=== Given records ===

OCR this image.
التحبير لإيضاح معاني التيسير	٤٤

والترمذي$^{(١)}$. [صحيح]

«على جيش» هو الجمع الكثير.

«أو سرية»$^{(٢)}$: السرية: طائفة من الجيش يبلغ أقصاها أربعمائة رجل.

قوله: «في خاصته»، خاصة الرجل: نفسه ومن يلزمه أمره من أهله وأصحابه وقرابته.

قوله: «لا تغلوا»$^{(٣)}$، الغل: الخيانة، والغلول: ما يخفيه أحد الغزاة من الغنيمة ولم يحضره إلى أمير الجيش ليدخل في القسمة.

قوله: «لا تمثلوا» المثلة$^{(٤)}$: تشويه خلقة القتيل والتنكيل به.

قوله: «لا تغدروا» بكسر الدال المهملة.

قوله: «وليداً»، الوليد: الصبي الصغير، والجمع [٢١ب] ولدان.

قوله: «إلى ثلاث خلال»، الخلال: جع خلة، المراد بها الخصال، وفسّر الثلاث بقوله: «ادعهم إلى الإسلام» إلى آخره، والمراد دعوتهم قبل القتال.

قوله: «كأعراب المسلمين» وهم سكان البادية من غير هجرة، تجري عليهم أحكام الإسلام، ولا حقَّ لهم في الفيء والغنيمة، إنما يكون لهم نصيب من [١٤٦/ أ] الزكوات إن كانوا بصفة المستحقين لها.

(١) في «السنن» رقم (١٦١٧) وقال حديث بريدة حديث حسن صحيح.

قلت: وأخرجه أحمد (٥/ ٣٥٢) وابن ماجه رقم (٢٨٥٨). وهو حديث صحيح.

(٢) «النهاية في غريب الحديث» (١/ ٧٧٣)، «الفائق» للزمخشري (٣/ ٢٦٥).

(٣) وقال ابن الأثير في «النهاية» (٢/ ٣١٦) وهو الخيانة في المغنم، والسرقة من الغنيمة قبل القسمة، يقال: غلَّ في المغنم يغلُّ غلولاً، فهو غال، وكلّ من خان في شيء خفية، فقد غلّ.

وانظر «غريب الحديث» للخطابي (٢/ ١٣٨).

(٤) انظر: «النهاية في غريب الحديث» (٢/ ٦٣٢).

===

- **What to do**
What is the number of lines in the listing above that contain the string "الحديث"? Give only the number.

- **Result of this exercise**
3